▶ **Task instructions**
Check every line of the data below for the string "your", and copy the ones that hold it.

--- Start Data records ---

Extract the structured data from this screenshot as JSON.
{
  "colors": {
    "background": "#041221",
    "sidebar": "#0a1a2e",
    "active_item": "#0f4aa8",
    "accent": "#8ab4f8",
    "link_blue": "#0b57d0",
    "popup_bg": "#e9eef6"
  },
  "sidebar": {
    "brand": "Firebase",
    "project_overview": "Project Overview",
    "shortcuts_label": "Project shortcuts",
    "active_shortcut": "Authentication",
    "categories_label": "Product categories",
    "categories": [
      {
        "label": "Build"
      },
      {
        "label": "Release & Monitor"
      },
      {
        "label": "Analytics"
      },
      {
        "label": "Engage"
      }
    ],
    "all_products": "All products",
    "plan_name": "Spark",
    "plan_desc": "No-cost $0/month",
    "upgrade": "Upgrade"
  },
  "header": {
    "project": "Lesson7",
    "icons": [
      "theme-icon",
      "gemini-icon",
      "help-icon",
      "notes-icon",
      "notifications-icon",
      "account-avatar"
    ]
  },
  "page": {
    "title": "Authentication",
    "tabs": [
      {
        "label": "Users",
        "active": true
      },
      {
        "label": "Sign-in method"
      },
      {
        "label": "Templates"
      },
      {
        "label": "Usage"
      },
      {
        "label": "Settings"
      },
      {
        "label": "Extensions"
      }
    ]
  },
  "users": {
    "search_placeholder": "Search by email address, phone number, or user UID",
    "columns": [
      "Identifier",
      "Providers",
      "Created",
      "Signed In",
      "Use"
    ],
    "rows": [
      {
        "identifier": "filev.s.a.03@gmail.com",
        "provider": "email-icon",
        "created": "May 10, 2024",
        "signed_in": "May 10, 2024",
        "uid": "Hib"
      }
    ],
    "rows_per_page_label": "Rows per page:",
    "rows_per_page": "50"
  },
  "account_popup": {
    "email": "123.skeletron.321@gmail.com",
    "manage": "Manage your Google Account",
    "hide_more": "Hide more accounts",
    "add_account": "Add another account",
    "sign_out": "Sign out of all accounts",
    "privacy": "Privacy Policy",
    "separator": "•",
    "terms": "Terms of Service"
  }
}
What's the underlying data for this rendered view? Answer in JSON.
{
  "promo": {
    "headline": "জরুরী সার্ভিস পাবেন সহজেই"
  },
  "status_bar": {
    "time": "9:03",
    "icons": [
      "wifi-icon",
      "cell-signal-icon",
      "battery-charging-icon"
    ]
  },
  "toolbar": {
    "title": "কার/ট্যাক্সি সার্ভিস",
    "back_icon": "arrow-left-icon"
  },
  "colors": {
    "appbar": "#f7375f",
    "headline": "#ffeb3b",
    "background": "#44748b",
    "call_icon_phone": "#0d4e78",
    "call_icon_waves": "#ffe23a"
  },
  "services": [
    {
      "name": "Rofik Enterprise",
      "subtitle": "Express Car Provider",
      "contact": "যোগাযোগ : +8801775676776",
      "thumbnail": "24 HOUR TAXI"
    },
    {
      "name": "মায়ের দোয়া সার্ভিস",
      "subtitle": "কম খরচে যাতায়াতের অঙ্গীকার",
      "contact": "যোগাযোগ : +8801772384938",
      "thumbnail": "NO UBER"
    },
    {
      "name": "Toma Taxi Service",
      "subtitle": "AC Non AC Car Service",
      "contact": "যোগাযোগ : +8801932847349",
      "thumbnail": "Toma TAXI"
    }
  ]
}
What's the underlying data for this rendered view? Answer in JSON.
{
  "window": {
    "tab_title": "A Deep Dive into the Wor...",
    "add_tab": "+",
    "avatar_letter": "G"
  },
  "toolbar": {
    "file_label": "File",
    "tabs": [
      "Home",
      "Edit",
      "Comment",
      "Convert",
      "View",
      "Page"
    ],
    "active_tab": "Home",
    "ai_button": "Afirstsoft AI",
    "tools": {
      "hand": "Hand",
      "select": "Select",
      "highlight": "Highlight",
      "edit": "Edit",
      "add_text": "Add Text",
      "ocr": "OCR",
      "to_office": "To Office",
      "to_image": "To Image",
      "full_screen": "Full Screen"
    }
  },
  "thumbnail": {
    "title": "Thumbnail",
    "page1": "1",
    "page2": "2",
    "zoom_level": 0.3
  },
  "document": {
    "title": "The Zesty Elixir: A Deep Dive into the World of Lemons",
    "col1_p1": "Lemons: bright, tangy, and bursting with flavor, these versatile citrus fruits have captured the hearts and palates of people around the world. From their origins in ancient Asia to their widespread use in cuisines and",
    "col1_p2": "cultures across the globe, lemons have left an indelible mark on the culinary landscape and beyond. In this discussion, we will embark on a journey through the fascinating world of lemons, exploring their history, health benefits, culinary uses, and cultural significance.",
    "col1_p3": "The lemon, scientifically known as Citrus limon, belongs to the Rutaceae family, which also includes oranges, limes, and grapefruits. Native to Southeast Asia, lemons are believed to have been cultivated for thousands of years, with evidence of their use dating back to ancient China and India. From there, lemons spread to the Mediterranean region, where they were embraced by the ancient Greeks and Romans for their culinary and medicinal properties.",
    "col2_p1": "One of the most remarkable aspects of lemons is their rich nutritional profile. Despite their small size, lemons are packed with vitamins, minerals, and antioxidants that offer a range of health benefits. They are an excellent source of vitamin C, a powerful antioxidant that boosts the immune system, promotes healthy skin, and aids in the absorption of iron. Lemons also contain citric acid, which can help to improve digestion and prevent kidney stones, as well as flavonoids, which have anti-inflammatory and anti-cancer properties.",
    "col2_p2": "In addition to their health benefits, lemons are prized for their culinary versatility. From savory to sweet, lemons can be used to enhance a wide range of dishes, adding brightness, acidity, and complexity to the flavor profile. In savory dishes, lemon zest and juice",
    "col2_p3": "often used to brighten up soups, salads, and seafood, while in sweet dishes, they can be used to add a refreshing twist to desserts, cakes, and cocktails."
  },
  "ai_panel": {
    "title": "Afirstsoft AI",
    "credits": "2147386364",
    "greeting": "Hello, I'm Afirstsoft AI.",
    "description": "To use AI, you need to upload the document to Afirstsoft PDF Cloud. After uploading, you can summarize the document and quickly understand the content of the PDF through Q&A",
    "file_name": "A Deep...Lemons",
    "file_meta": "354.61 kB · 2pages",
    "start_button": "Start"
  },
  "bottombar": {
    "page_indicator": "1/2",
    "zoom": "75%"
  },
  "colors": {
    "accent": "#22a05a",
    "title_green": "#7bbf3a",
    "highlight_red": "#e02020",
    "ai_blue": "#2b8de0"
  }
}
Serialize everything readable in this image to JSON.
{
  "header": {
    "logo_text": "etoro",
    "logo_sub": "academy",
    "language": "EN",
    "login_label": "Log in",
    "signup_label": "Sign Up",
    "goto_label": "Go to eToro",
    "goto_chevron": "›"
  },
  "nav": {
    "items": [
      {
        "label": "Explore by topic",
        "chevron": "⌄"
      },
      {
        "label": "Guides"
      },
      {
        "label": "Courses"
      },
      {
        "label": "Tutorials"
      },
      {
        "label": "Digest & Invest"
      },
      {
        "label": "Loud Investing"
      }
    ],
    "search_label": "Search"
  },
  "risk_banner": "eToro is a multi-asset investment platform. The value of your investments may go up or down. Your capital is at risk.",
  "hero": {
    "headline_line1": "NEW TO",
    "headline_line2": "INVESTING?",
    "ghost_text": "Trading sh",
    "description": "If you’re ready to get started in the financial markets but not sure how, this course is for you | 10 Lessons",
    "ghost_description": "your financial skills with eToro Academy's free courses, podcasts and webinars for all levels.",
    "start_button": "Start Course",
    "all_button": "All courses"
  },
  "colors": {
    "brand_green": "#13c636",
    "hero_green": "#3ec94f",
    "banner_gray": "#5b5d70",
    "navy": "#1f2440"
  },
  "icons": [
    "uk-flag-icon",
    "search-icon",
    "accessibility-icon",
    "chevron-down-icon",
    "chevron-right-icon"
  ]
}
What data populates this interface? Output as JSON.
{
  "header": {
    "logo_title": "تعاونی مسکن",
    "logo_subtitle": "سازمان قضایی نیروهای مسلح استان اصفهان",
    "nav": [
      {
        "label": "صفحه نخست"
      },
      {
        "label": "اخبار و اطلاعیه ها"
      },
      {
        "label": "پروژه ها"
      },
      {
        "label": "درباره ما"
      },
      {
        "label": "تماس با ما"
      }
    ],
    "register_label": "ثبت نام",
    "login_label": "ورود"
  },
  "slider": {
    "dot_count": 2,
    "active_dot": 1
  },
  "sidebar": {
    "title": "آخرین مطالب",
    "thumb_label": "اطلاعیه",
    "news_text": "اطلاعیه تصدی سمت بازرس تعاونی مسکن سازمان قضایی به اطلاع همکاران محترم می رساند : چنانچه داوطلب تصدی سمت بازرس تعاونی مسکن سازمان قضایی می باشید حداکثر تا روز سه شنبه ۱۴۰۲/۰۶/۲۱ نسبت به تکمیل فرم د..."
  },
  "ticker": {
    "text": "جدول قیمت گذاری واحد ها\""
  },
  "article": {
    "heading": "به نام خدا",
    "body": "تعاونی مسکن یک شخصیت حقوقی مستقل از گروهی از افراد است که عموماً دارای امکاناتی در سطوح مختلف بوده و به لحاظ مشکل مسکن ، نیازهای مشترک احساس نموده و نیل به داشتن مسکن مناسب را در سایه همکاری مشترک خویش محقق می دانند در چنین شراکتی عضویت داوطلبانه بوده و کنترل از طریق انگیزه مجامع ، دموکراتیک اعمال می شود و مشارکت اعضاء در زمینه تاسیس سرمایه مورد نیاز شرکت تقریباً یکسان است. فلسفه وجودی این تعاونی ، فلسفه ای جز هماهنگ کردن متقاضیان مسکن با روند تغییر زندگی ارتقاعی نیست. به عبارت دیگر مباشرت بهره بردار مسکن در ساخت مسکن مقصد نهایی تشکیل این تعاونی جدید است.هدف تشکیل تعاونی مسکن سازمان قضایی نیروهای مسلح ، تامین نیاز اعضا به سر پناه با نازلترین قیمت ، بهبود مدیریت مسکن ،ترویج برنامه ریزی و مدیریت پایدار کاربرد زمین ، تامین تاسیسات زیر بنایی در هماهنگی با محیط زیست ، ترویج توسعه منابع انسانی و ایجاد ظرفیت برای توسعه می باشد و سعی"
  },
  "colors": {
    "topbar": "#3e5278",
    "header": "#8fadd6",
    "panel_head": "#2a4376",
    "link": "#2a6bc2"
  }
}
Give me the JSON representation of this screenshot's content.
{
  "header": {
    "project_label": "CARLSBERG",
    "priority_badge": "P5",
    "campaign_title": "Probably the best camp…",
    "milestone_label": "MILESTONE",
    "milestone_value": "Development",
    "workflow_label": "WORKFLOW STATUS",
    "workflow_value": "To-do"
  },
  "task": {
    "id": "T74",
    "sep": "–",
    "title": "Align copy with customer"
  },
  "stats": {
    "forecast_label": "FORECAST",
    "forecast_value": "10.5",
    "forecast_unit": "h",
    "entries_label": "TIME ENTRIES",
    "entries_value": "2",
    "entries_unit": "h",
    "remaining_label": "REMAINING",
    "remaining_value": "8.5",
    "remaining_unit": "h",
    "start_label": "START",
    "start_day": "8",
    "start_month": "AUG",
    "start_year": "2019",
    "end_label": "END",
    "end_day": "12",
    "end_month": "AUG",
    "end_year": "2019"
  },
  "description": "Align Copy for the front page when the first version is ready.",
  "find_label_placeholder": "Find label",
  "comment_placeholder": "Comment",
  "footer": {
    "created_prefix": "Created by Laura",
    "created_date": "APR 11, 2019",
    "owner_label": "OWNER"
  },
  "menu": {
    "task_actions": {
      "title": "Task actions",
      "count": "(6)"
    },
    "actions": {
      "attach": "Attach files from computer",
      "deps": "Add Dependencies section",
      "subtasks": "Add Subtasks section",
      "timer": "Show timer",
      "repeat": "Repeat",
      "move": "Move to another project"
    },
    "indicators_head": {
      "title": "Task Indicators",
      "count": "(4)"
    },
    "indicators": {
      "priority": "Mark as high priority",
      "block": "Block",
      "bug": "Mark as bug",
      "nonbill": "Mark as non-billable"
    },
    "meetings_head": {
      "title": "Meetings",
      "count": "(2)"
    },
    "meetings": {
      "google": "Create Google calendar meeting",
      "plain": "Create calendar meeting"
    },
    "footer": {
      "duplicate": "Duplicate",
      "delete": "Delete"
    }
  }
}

--- End Data records ---

▶ **Answer to the problem**
    "manage": "Manage your Google Account",
  "risk_banner": "eToro is a multi-asset investment platform. The value of your investments may go up or down. Your capital is at risk.",
    "ghost_description": "your financial skills with eToro Academy's free courses, podcasts and webinars for all levels.",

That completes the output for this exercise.